Recorded information:
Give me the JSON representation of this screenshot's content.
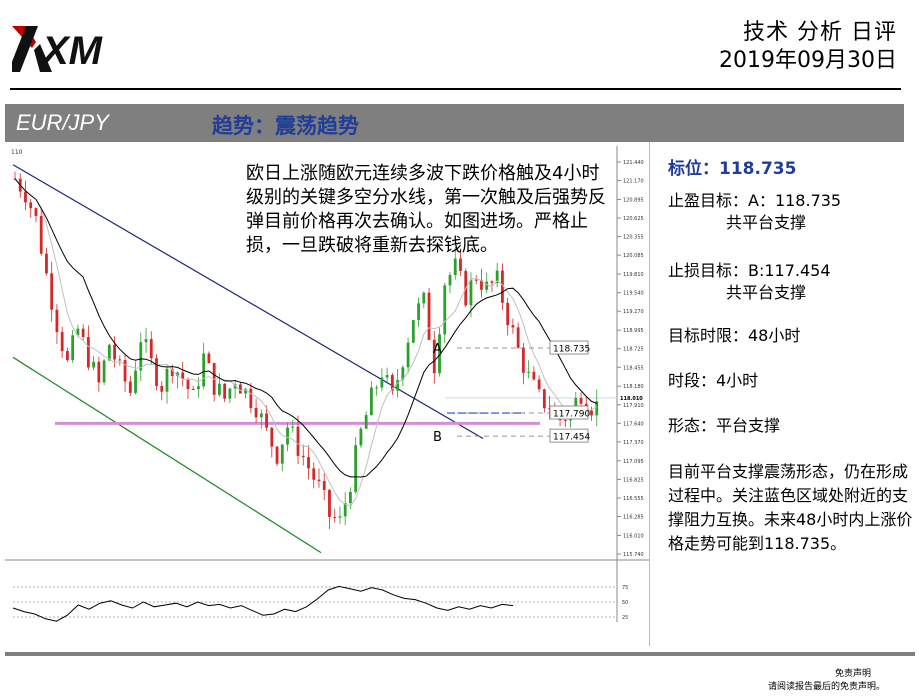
{
  "header": {
    "logo_text": "XM",
    "title": "技术 分析 日评",
    "date": "2019年09月30日"
  },
  "banner": {
    "pair": "EUR/JPY",
    "trend": "趋势：震荡趋势"
  },
  "chart_annotation": "欧日上涨随欧元连续多波下跌价格触及4小时级别的关键多空分水线，第一次触及后强势反弹目前价格再次去确认。如图进场。严格止损，一旦跌破将重新去探钱底。",
  "sidebar": {
    "target_label": "标位：118.735",
    "take_profit": "止盈目标：A：118.735",
    "take_profit_sub": "共平台支撑",
    "stop_loss": "止损目标：B:117.454",
    "stop_loss_sub": "共平台支撑",
    "time_limit": "目标时限：48小时",
    "timeframe": "时段：4小时",
    "pattern": "形态：平台支撑",
    "summary": "目前平台支撑震荡形态，仍在形成过程中。关注蓝色区域处附近的支撑阻力互换。未来48小时内上涨价格走势可能到118.735。"
  },
  "footer": {
    "disclaimer_title": "免责声明",
    "disclaimer_text": "请阅读报告最后的免责声明。"
  },
  "colors": {
    "bull": "#2ca02c",
    "bear": "#d62728",
    "channel_upper": "#1a237e",
    "channel_lower": "#1b8a1b",
    "support_band": "#d58fd6",
    "ma_slow": "#000000",
    "ma_fast": "#c0c0c0",
    "banner": "#7f7f7f",
    "accent": "#1f3d99"
  },
  "chart_data": {
    "type": "candlestick",
    "instrument": "EUR/JPY",
    "timeframe": "4H",
    "corner_label": "110",
    "y_ticks": [
      121.44,
      121.17,
      120.895,
      120.625,
      120.355,
      120.085,
      119.81,
      119.54,
      119.27,
      118.995,
      118.725,
      118.455,
      118.18,
      117.91,
      117.64,
      117.37,
      117.095,
      116.825,
      116.555,
      116.285,
      116.01,
      115.74
    ],
    "ylim": [
      115.74,
      121.44
    ],
    "close_path": [
      121.2,
      121.0,
      120.6,
      119.8,
      119.1,
      118.5,
      119.0,
      118.6,
      118.2,
      118.8,
      118.4,
      118.1,
      118.9,
      118.5,
      118.2,
      118.5,
      118.3,
      118.0,
      118.6,
      118.2,
      118.0,
      118.3,
      118.1,
      117.9,
      117.5,
      117.2,
      117.6,
      117.3,
      117.0,
      116.7,
      116.3,
      116.2,
      116.8,
      117.5,
      118.0,
      118.4,
      118.0,
      118.6,
      119.2,
      119.4,
      118.5,
      119.7,
      119.9,
      119.5,
      119.8,
      119.6,
      119.7,
      119.2,
      118.7,
      118.3,
      118.0,
      117.9,
      117.7,
      117.8,
      118.1,
      117.9
    ],
    "price_labels": [
      {
        "label": "118.735",
        "value": 118.735,
        "marker": "A"
      },
      {
        "label": "117.790",
        "value": 117.79,
        "marker": ""
      },
      {
        "label": "117.454",
        "value": 117.454,
        "marker": "B"
      }
    ],
    "current_price_label": "118.010",
    "current_price": 118.01,
    "support_band_value": 117.64,
    "oscillator": {
      "levels": [
        75,
        50,
        25
      ],
      "ylim": [
        0,
        100
      ],
      "values": [
        40,
        34,
        30,
        22,
        18,
        28,
        45,
        38,
        48,
        52,
        45,
        40,
        50,
        42,
        45,
        48,
        42,
        50,
        44,
        46,
        40,
        44,
        36,
        28,
        30,
        38,
        34,
        42,
        55,
        70,
        76,
        72,
        68,
        74,
        70,
        62,
        56,
        54,
        48,
        40,
        36,
        42,
        38,
        44,
        40,
        46,
        44
      ]
    }
  }
}
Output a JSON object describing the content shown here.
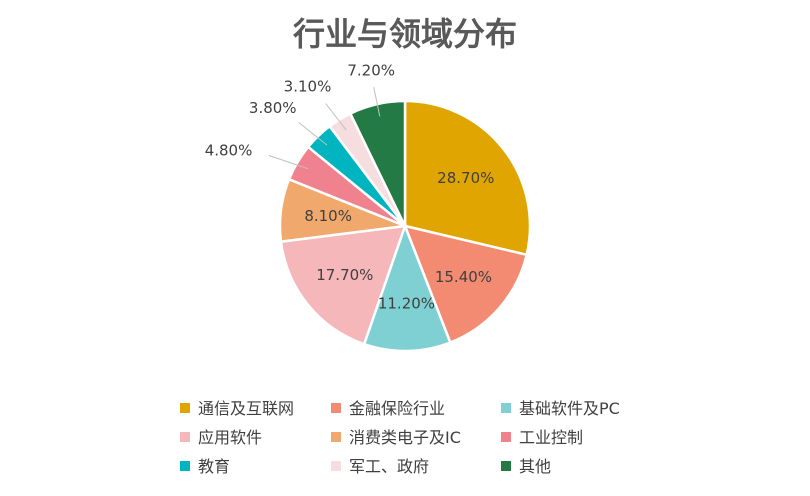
{
  "chart_data": {
    "type": "pie",
    "title": "行业与领域分布",
    "legend_position": "bottom",
    "start_angle_deg": 0,
    "direction": "clockwise",
    "slices": [
      {
        "name": "通信及互联网",
        "value": 28.7,
        "label": "28.70%",
        "color": "#E0A500"
      },
      {
        "name": "金融保险行业",
        "value": 15.4,
        "label": "15.40%",
        "color": "#F38B72"
      },
      {
        "name": "基础软件及PC",
        "value": 11.2,
        "label": "11.20%",
        "color": "#7ED0D2"
      },
      {
        "name": "应用软件",
        "value": 17.7,
        "label": "17.70%",
        "color": "#F5B7B9"
      },
      {
        "name": "消费类电子及IC",
        "value": 8.1,
        "label": "8.10%",
        "color": "#F0A86C"
      },
      {
        "name": "工业控制",
        "value": 4.8,
        "label": "4.80%",
        "color": "#F0818E"
      },
      {
        "name": "教育",
        "value": 3.8,
        "label": "3.80%",
        "color": "#00B4C0"
      },
      {
        "name": "军工、政府",
        "value": 3.1,
        "label": "3.10%",
        "color": "#F6DDE0"
      },
      {
        "name": "其他",
        "value": 7.2,
        "label": "7.20%",
        "color": "#247A45"
      }
    ]
  }
}
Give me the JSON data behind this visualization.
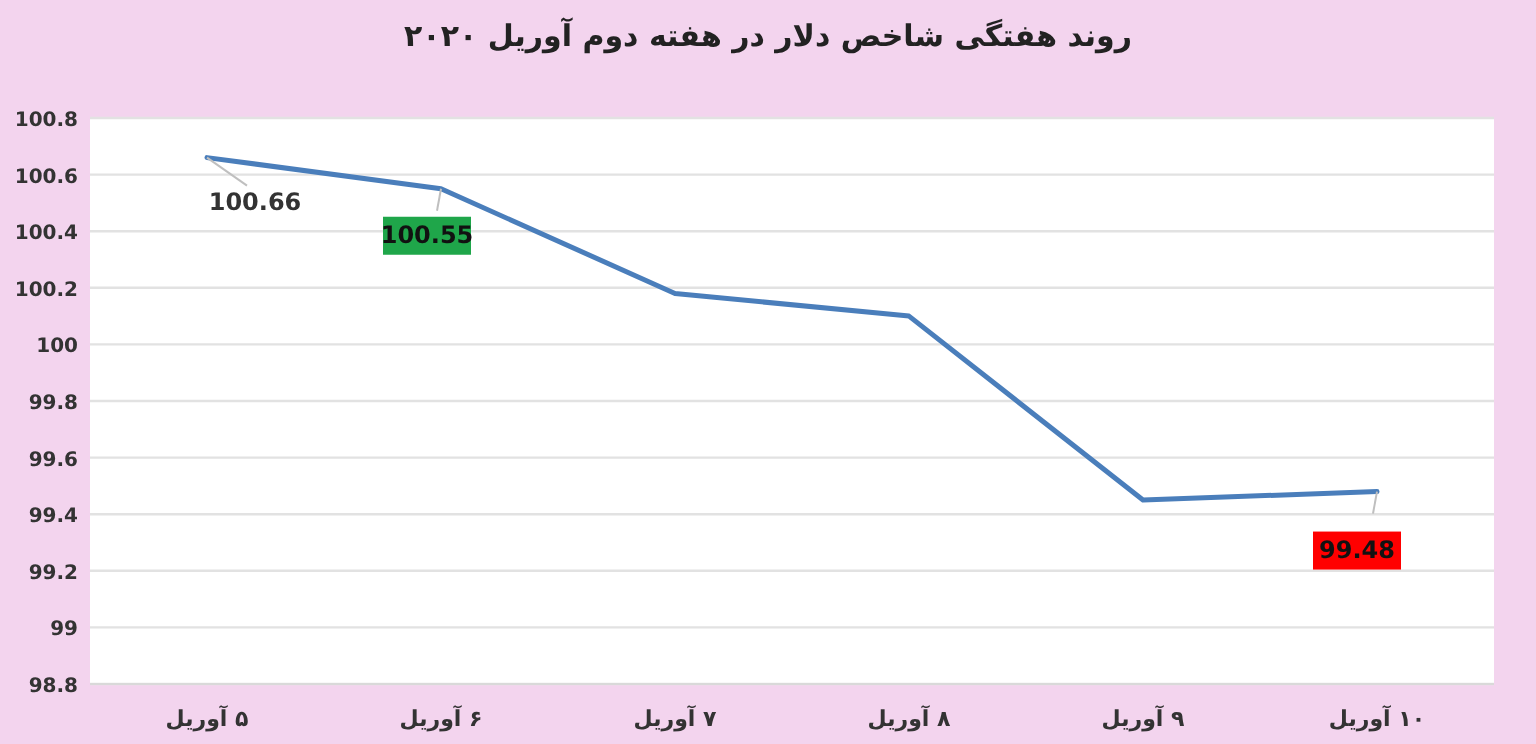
{
  "chart_data": {
    "type": "line",
    "title": "روند هفتگی شاخص دلار در هفته دوم آوریل ۲۰۲۰",
    "categories": [
      "۵ آوریل",
      "۶ آوریل",
      "۷ آوریل",
      "۸ آوریل",
      "۹ آوریل",
      "۱۰ آوریل"
    ],
    "series": [
      {
        "color": "#4a7ebb",
        "values": [
          100.66,
          100.55,
          100.18,
          100.1,
          99.45,
          99.48
        ],
        "value_labels": [
          "100.66",
          "100.55",
          null,
          null,
          null,
          "99.48"
        ]
      }
    ],
    "ylim": [
      98.8,
      100.8
    ],
    "yticks": [
      98.8,
      99,
      99.2,
      99.4,
      99.6,
      99.8,
      100,
      100.2,
      100.4,
      100.6,
      100.8
    ],
    "grid": "y",
    "marker": "none",
    "line_style": "solid"
  }
}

Task goal:
The line that contains "Output a JSON" begins the part to retype, and the last line of the records above ends it. Retype both and everything between, exactly, without the pictures.

The output:
Output a JSON object describing the content shown here.
{
  "chart_data": {
    "type": "pie",
    "title": "行业与领域分布",
    "legend_position": "bottom",
    "start_angle_deg": 0,
    "direction": "clockwise",
    "slices": [
      {
        "name": "通信及互联网",
        "value": 28.7,
        "label": "28.70%",
        "color": "#E0A500"
      },
      {
        "name": "金融保险行业",
        "value": 15.4,
        "label": "15.40%",
        "color": "#F38B72"
      },
      {
        "name": "基础软件及PC",
        "value": 11.2,
        "label": "11.20%",
        "color": "#7ED0D2"
      },
      {
        "name": "应用软件",
        "value": 17.7,
        "label": "17.70%",
        "color": "#F5B7B9"
      },
      {
        "name": "消费类电子及IC",
        "value": 8.1,
        "label": "8.10%",
        "color": "#F0A86C"
      },
      {
        "name": "工业控制",
        "value": 4.8,
        "label": "4.80%",
        "color": "#F0818E"
      },
      {
        "name": "教育",
        "value": 3.8,
        "label": "3.80%",
        "color": "#00B4C0"
      },
      {
        "name": "军工、政府",
        "value": 3.1,
        "label": "3.10%",
        "color": "#F6DDE0"
      },
      {
        "name": "其他",
        "value": 7.2,
        "label": "7.20%",
        "color": "#247A45"
      }
    ]
  }
}
Give me the JSON data behind this visualization.
{
  "chart_data": {
    "type": "line",
    "title": "روند هفتگی شاخص دلار در هفته دوم آوریل ۲۰۲۰",
    "categories": [
      "۵ آوریل",
      "۶ آوریل",
      "۷ آوریل",
      "۸ آوریل",
      "۹ آوریل",
      "۱۰ آوریل"
    ],
    "series": [
      {
        "color": "#4a7ebb",
        "values": [
          100.66,
          100.55,
          100.18,
          100.1,
          99.45,
          99.48
        ],
        "value_labels": [
          "100.66",
          "100.55",
          null,
          null,
          null,
          "99.48"
        ]
      }
    ],
    "ylim": [
      98.8,
      100.8
    ],
    "yticks": [
      98.8,
      99,
      99.2,
      99.4,
      99.6,
      99.8,
      100,
      100.2,
      100.4,
      100.6,
      100.8
    ],
    "grid": "y",
    "marker": "none",
    "line_style": "solid"
  }
}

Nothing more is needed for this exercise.